-- STORED RECORDS start --
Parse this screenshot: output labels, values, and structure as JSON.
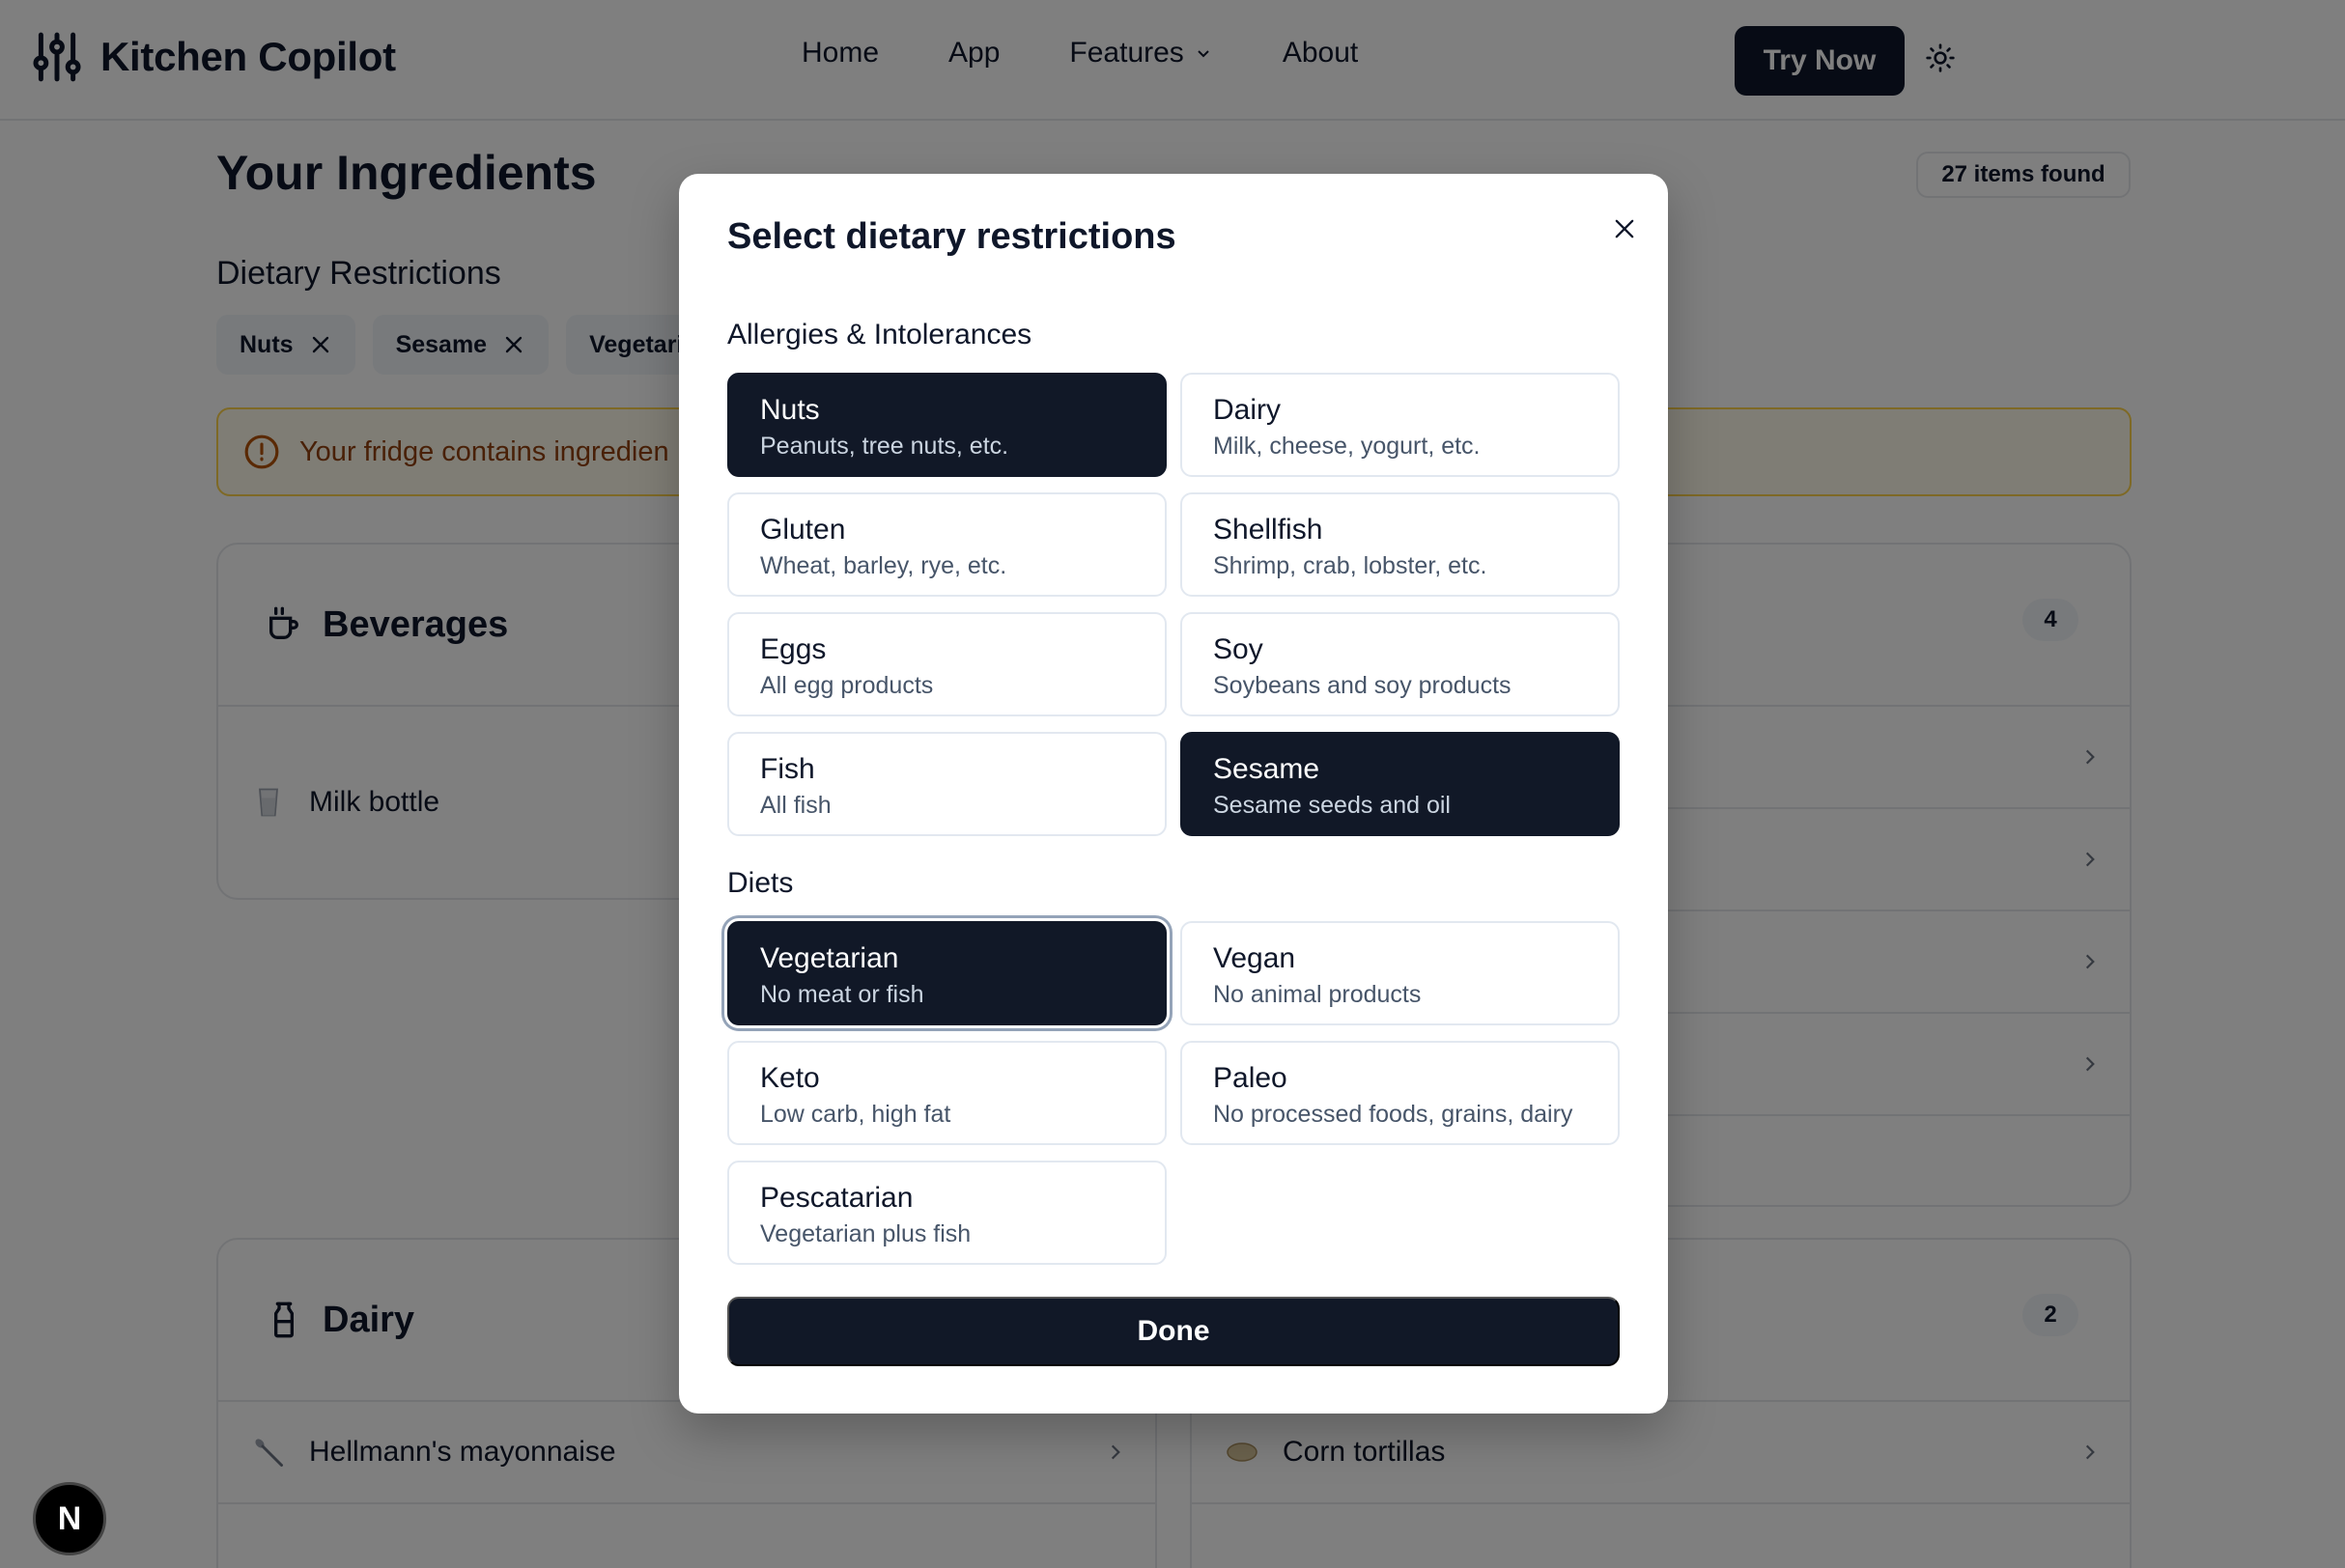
{
  "header": {
    "app_name": "Kitchen Copilot",
    "nav": [
      {
        "label": "Home"
      },
      {
        "label": "App"
      },
      {
        "label": "Features"
      },
      {
        "label": "About"
      }
    ],
    "cta_label": "Try Now",
    "theme_icon": "sun-icon"
  },
  "page": {
    "title": "Your Ingredients",
    "items_found": "27 items found",
    "restrictions_label": "Dietary Restrictions",
    "chips": [
      {
        "label": "Nuts"
      },
      {
        "label": "Sesame"
      },
      {
        "label": "Vegetaria"
      }
    ],
    "alert_text": "Your fridge contains ingredien",
    "beverages": {
      "title": "Beverages",
      "count": "4",
      "rows": [
        {
          "label": "Milk bottle"
        }
      ]
    },
    "dairy": {
      "title": "Dairy",
      "count": "2",
      "rows": [
        {
          "label": "Hellmann's mayonnaise"
        },
        {
          "label": "Corn tortillas"
        }
      ]
    }
  },
  "modal": {
    "title": "Select dietary restrictions",
    "allergies_label": "Allergies & Intolerances",
    "allergies": [
      {
        "title": "Nuts",
        "subtitle": "Peanuts, tree nuts, etc.",
        "selected": true
      },
      {
        "title": "Dairy",
        "subtitle": "Milk, cheese, yogurt, etc.",
        "selected": false
      },
      {
        "title": "Gluten",
        "subtitle": "Wheat, barley, rye, etc.",
        "selected": false
      },
      {
        "title": "Shellfish",
        "subtitle": "Shrimp, crab, lobster, etc.",
        "selected": false
      },
      {
        "title": "Eggs",
        "subtitle": "All egg products",
        "selected": false
      },
      {
        "title": "Soy",
        "subtitle": "Soybeans and soy products",
        "selected": false
      },
      {
        "title": "Fish",
        "subtitle": "All fish",
        "selected": false
      },
      {
        "title": "Sesame",
        "subtitle": "Sesame seeds and oil",
        "selected": true
      }
    ],
    "diets_label": "Diets",
    "diets": [
      {
        "title": "Vegetarian",
        "subtitle": "No meat or fish",
        "selected": true
      },
      {
        "title": "Vegan",
        "subtitle": "No animal products",
        "selected": false
      },
      {
        "title": "Keto",
        "subtitle": "Low carb, high fat",
        "selected": false
      },
      {
        "title": "Paleo",
        "subtitle": "No processed foods, grains, dairy",
        "selected": false
      },
      {
        "title": "Pescatarian",
        "subtitle": "Vegetarian plus fish",
        "selected": false
      }
    ],
    "done_label": "Done"
  },
  "dev_badge": "N"
}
-- STORED RECORDS end --
» **TASK OBJECTIVE**
Copy the records exactly as they appear, excluding images.

» **WRITTEN RESPONSE**
Parse this screenshot: output labels, values, and structure as JSON.
{
  "header": {
    "app_name": "Kitchen Copilot",
    "nav": [
      {
        "label": "Home"
      },
      {
        "label": "App"
      },
      {
        "label": "Features"
      },
      {
        "label": "About"
      }
    ],
    "cta_label": "Try Now",
    "theme_icon": "sun-icon"
  },
  "page": {
    "title": "Your Ingredients",
    "items_found": "27 items found",
    "restrictions_label": "Dietary Restrictions",
    "chips": [
      {
        "label": "Nuts"
      },
      {
        "label": "Sesame"
      },
      {
        "label": "Vegetaria"
      }
    ],
    "alert_text": "Your fridge contains ingredien",
    "beverages": {
      "title": "Beverages",
      "count": "4",
      "rows": [
        {
          "label": "Milk bottle"
        }
      ]
    },
    "dairy": {
      "title": "Dairy",
      "count": "2",
      "rows": [
        {
          "label": "Hellmann's mayonnaise"
        },
        {
          "label": "Corn tortillas"
        }
      ]
    }
  },
  "modal": {
    "title": "Select dietary restrictions",
    "allergies_label": "Allergies & Intolerances",
    "allergies": [
      {
        "title": "Nuts",
        "subtitle": "Peanuts, tree nuts, etc.",
        "selected": true
      },
      {
        "title": "Dairy",
        "subtitle": "Milk, cheese, yogurt, etc.",
        "selected": false
      },
      {
        "title": "Gluten",
        "subtitle": "Wheat, barley, rye, etc.",
        "selected": false
      },
      {
        "title": "Shellfish",
        "subtitle": "Shrimp, crab, lobster, etc.",
        "selected": false
      },
      {
        "title": "Eggs",
        "subtitle": "All egg products",
        "selected": false
      },
      {
        "title": "Soy",
        "subtitle": "Soybeans and soy products",
        "selected": false
      },
      {
        "title": "Fish",
        "subtitle": "All fish",
        "selected": false
      },
      {
        "title": "Sesame",
        "subtitle": "Sesame seeds and oil",
        "selected": true
      }
    ],
    "diets_label": "Diets",
    "diets": [
      {
        "title": "Vegetarian",
        "subtitle": "No meat or fish",
        "selected": true
      },
      {
        "title": "Vegan",
        "subtitle": "No animal products",
        "selected": false
      },
      {
        "title": "Keto",
        "subtitle": "Low carb, high fat",
        "selected": false
      },
      {
        "title": "Paleo",
        "subtitle": "No processed foods, grains, dairy",
        "selected": false
      },
      {
        "title": "Pescatarian",
        "subtitle": "Vegetarian plus fish",
        "selected": false
      }
    ],
    "done_label": "Done"
  },
  "dev_badge": "N"
}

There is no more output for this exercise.